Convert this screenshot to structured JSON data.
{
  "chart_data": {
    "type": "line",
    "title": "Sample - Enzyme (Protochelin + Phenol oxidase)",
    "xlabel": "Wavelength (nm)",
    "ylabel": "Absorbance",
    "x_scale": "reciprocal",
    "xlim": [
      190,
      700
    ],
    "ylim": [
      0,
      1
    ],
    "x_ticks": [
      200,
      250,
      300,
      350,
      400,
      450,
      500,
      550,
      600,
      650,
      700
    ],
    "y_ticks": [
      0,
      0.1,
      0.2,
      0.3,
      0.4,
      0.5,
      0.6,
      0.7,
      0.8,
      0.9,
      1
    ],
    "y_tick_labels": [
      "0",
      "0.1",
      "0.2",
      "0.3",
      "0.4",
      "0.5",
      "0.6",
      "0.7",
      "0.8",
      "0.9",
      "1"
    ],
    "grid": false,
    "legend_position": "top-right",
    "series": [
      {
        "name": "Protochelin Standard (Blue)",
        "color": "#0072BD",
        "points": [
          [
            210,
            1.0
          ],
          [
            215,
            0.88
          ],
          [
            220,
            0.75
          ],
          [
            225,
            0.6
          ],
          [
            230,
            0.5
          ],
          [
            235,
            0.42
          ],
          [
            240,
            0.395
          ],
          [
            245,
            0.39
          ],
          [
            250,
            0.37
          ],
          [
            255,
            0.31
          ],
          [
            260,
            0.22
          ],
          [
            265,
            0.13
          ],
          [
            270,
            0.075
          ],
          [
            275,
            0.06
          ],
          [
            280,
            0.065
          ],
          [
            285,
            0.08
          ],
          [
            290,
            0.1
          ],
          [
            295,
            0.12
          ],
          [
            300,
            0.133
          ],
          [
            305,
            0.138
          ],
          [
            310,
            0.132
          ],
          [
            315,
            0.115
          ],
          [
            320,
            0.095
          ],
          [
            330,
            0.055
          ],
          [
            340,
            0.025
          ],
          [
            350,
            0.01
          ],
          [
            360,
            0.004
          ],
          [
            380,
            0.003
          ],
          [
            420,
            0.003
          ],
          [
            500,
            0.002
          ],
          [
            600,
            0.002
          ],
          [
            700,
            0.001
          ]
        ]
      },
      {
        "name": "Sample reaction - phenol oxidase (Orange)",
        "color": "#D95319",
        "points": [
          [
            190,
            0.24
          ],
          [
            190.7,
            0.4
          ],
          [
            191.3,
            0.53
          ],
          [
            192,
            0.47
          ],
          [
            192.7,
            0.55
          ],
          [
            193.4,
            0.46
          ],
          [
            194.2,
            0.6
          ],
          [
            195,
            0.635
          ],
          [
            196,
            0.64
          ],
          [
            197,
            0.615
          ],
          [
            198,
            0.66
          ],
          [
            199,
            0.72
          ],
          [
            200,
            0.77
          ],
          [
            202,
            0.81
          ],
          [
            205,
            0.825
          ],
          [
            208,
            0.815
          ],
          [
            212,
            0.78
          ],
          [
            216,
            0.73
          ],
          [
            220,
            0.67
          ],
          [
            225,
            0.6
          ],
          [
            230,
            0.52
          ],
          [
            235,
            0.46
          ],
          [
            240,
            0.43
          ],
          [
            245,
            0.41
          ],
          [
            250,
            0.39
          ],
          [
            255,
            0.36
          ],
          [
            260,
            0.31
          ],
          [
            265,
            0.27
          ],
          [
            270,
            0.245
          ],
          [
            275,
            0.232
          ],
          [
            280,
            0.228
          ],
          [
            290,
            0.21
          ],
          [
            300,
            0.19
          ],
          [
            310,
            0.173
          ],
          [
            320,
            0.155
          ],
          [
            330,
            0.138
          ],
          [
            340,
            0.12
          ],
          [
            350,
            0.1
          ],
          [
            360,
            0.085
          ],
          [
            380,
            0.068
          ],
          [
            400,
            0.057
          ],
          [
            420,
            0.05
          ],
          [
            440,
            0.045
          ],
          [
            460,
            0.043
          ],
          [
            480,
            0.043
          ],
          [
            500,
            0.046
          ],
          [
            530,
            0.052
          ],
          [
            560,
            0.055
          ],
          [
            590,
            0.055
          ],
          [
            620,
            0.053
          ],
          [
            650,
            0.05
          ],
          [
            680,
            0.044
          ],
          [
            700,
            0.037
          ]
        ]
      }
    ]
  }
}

*Your task*: Write out the records once more, precisely as they stand.

*Exercise result*:
Convert this screenshot to structured JSON data.
{
  "chart_data": {
    "type": "line",
    "title": "Sample - Enzyme (Protochelin + Phenol oxidase)",
    "xlabel": "Wavelength (nm)",
    "ylabel": "Absorbance",
    "x_scale": "reciprocal",
    "xlim": [
      190,
      700
    ],
    "ylim": [
      0,
      1
    ],
    "x_ticks": [
      200,
      250,
      300,
      350,
      400,
      450,
      500,
      550,
      600,
      650,
      700
    ],
    "y_ticks": [
      0,
      0.1,
      0.2,
      0.3,
      0.4,
      0.5,
      0.6,
      0.7,
      0.8,
      0.9,
      1
    ],
    "y_tick_labels": [
      "0",
      "0.1",
      "0.2",
      "0.3",
      "0.4",
      "0.5",
      "0.6",
      "0.7",
      "0.8",
      "0.9",
      "1"
    ],
    "grid": false,
    "legend_position": "top-right",
    "series": [
      {
        "name": "Protochelin Standard (Blue)",
        "color": "#0072BD",
        "points": [
          [
            210,
            1.0
          ],
          [
            215,
            0.88
          ],
          [
            220,
            0.75
          ],
          [
            225,
            0.6
          ],
          [
            230,
            0.5
          ],
          [
            235,
            0.42
          ],
          [
            240,
            0.395
          ],
          [
            245,
            0.39
          ],
          [
            250,
            0.37
          ],
          [
            255,
            0.31
          ],
          [
            260,
            0.22
          ],
          [
            265,
            0.13
          ],
          [
            270,
            0.075
          ],
          [
            275,
            0.06
          ],
          [
            280,
            0.065
          ],
          [
            285,
            0.08
          ],
          [
            290,
            0.1
          ],
          [
            295,
            0.12
          ],
          [
            300,
            0.133
          ],
          [
            305,
            0.138
          ],
          [
            310,
            0.132
          ],
          [
            315,
            0.115
          ],
          [
            320,
            0.095
          ],
          [
            330,
            0.055
          ],
          [
            340,
            0.025
          ],
          [
            350,
            0.01
          ],
          [
            360,
            0.004
          ],
          [
            380,
            0.003
          ],
          [
            420,
            0.003
          ],
          [
            500,
            0.002
          ],
          [
            600,
            0.002
          ],
          [
            700,
            0.001
          ]
        ]
      },
      {
        "name": "Sample reaction - phenol oxidase (Orange)",
        "color": "#D95319",
        "points": [
          [
            190,
            0.24
          ],
          [
            190.7,
            0.4
          ],
          [
            191.3,
            0.53
          ],
          [
            192,
            0.47
          ],
          [
            192.7,
            0.55
          ],
          [
            193.4,
            0.46
          ],
          [
            194.2,
            0.6
          ],
          [
            195,
            0.635
          ],
          [
            196,
            0.64
          ],
          [
            197,
            0.615
          ],
          [
            198,
            0.66
          ],
          [
            199,
            0.72
          ],
          [
            200,
            0.77
          ],
          [
            202,
            0.81
          ],
          [
            205,
            0.825
          ],
          [
            208,
            0.815
          ],
          [
            212,
            0.78
          ],
          [
            216,
            0.73
          ],
          [
            220,
            0.67
          ],
          [
            225,
            0.6
          ],
          [
            230,
            0.52
          ],
          [
            235,
            0.46
          ],
          [
            240,
            0.43
          ],
          [
            245,
            0.41
          ],
          [
            250,
            0.39
          ],
          [
            255,
            0.36
          ],
          [
            260,
            0.31
          ],
          [
            265,
            0.27
          ],
          [
            270,
            0.245
          ],
          [
            275,
            0.232
          ],
          [
            280,
            0.228
          ],
          [
            290,
            0.21
          ],
          [
            300,
            0.19
          ],
          [
            310,
            0.173
          ],
          [
            320,
            0.155
          ],
          [
            330,
            0.138
          ],
          [
            340,
            0.12
          ],
          [
            350,
            0.1
          ],
          [
            360,
            0.085
          ],
          [
            380,
            0.068
          ],
          [
            400,
            0.057
          ],
          [
            420,
            0.05
          ],
          [
            440,
            0.045
          ],
          [
            460,
            0.043
          ],
          [
            480,
            0.043
          ],
          [
            500,
            0.046
          ],
          [
            530,
            0.052
          ],
          [
            560,
            0.055
          ],
          [
            590,
            0.055
          ],
          [
            620,
            0.053
          ],
          [
            650,
            0.05
          ],
          [
            680,
            0.044
          ],
          [
            700,
            0.037
          ]
        ]
      }
    ]
  }
}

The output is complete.